Les élues évoquent enfin la possibilité d’un prélèvement à la source pour lutter contre les impayés. Depuis 2023, l’agence de recouvrement et d’intermédiation des pensions alimentaires (aripa) est supposée garantir le versement des pensions alimentaires. « Le prélèvement à la source pourrait intervenir au cas par cas, pour régler les situations de blocage », explique Béatrice Gosselin.

« On a eu l’impression de soulever un angle mort des politiques publiques »

« La mission que nous avons menée sur la monoparentalité nous amène à deux conclusions », résume Dominique Vérien, la présidente centriste de la délégation aux droits des femmes. « Non seulement le cumul des difficultés auxquelles font face les parents seuls est sous-estimé, mais par ailleurs, les politiques publiques qui leur sont destinées peinent à les soutenir », explique-t-elle. « Quand on a commencé nos travaux en décembre, on a eu l’impression de soulever un angle mort des politiques publiques », abonde Colombe Brossel.

------------------------------------------------------------

Consigne :: Donnez la suite du texte sur la monoparentalité en commençant après sa dernière phrase. Les enregistrements constituent un matériau à part, indépendant du texte sur la monoparentalité.

Extrait de données ::
------------------------------------------------------------

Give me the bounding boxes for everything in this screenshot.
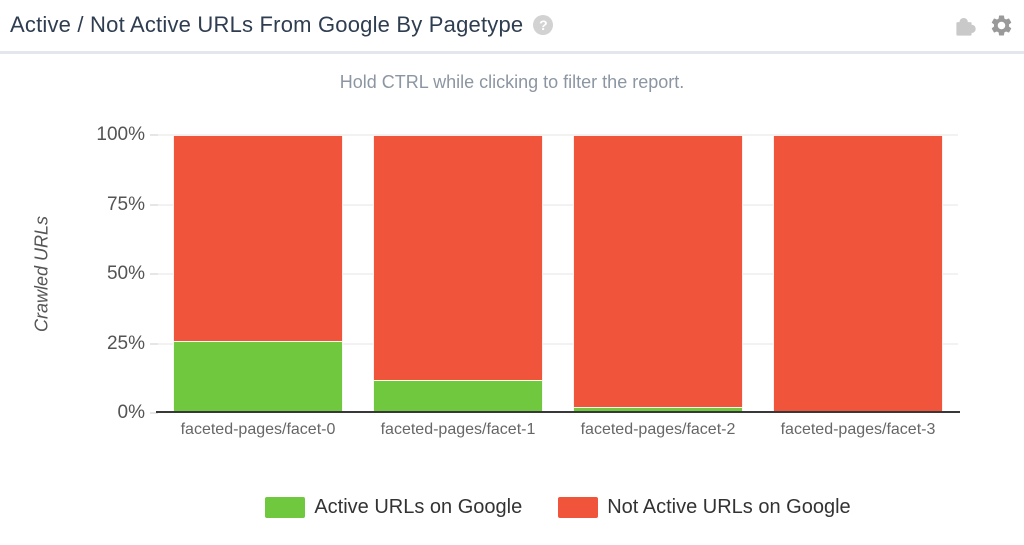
legend-item-not-active-urls-on-google[interactable]: Not Active URLs on Google	[558, 496, 851, 519]
bar-segment-not-active-urls-on-google[interactable]	[773, 135, 943, 413]
bar-faceted-pages-facet-0[interactable]	[173, 135, 343, 413]
y-tick-label: 25%	[106, 332, 145, 354]
plot-area	[150, 134, 958, 414]
header-toolbar	[953, 12, 1014, 39]
y-tick-label: 50%	[106, 263, 145, 284]
header-divider	[0, 51, 1024, 54]
gear-icon[interactable]	[989, 13, 1014, 38]
y-tick-mark	[150, 204, 158, 205]
y-axis-labels: 0% 25% 50% 75% 100%	[0, 124, 145, 423]
chart-legend: Active URLs on Google Not Active URLs on …	[158, 496, 958, 519]
y-tick-mark	[150, 273, 158, 275]
y-tick-mark	[150, 343, 158, 344]
legend-label: Not Active URLs on Google	[607, 496, 851, 518]
bar-band-faceted-pages-facet-2	[558, 135, 758, 413]
x-tick-label: faceted-pages/facet-3	[780, 421, 936, 438]
bar-faceted-pages-facet-1[interactable]	[373, 135, 543, 413]
gridline	[158, 343, 958, 344]
y-tick-mark	[150, 134, 158, 136]
gridline	[158, 204, 958, 205]
bar-segment-active-urls-on-google[interactable]	[373, 379, 543, 413]
x-tick-label: faceted-pages/facet-0	[180, 421, 336, 438]
chart-subtitle: Hold CTRL while clicking to filter the r…	[339, 72, 685, 92]
x-axis-labels: faceted-pages/facet-0 faceted-pages/facet…	[158, 421, 958, 443]
bar-band-faceted-pages-facet-1	[358, 135, 558, 413]
legend-label: Active URLs on Google	[314, 496, 523, 518]
gridline	[158, 134, 958, 136]
y-tick-label: 75%	[106, 193, 145, 215]
legend-item-active-urls-on-google[interactable]: Active URLs on Google	[265, 496, 522, 519]
bar-segment-active-urls-on-google[interactable]	[573, 407, 743, 413]
x-tick-label: faceted-pages/facet-2	[580, 421, 736, 438]
page-title: Active / Not Active URLs From Google By …	[10, 12, 524, 37]
help-icon[interactable]: ?	[533, 15, 554, 35]
legend-swatch	[558, 497, 599, 518]
bar-segment-active-urls-on-google[interactable]	[173, 340, 343, 413]
x-tick-label: faceted-pages/facet-1	[380, 421, 536, 438]
legend-swatch	[265, 497, 306, 518]
y-tick-mark	[150, 412, 158, 414]
y-tick-label: 0%	[117, 402, 145, 423]
bar-segment-not-active-urls-on-google[interactable]	[373, 135, 543, 380]
bar-band-faceted-pages-facet-3	[758, 135, 958, 413]
puzzle-icon[interactable]	[953, 12, 980, 39]
bar-faceted-pages-facet-2[interactable]	[573, 135, 743, 413]
bar-faceted-pages-facet-3[interactable]	[773, 135, 943, 413]
bar-segment-not-active-urls-on-google[interactable]	[173, 135, 343, 341]
bar-band-faceted-pages-facet-0	[158, 135, 358, 413]
bar-segment-not-active-urls-on-google[interactable]	[573, 135, 743, 408]
x-axis-line	[156, 411, 960, 413]
widget-header: Active / Not Active URLs From Google By …	[0, 0, 1024, 50]
gridline	[158, 273, 958, 275]
y-tick-label: 100%	[96, 124, 145, 145]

------------------------------------------------------------

Réponse rédigée ::
Pour autant, depuis plusieurs semaines gouvernement et députés se sont saisis de ce dossier. Début mars, Sarah El Haïry, la ministre déléguée chargée de l’Enfance, de la Jeunesse et des Familles, a demandé à deux membres de la majorité présidentielle, la députée Fanta Berete et le sénateur Xavier Iacovelli, de plancher sur les aides aux familles monoparentales, sans que l’on sache si ces travaux viendront nourrir un éventuel projet de loi. « Evidemment nous souhaitons que nos propositions soient reprises. Nous allons rencontrer la ministre, je sais qu’elle attendait notre rapport », glisse Dominique Vérien.

En parallèle, l’Assemblée nationale a mis en place en octobre un groupe de travail transpartisan sur cette question, piloté par le député socialiste Philippe Brun, et qui devrait prochainement accoucher d’une proposition de loi.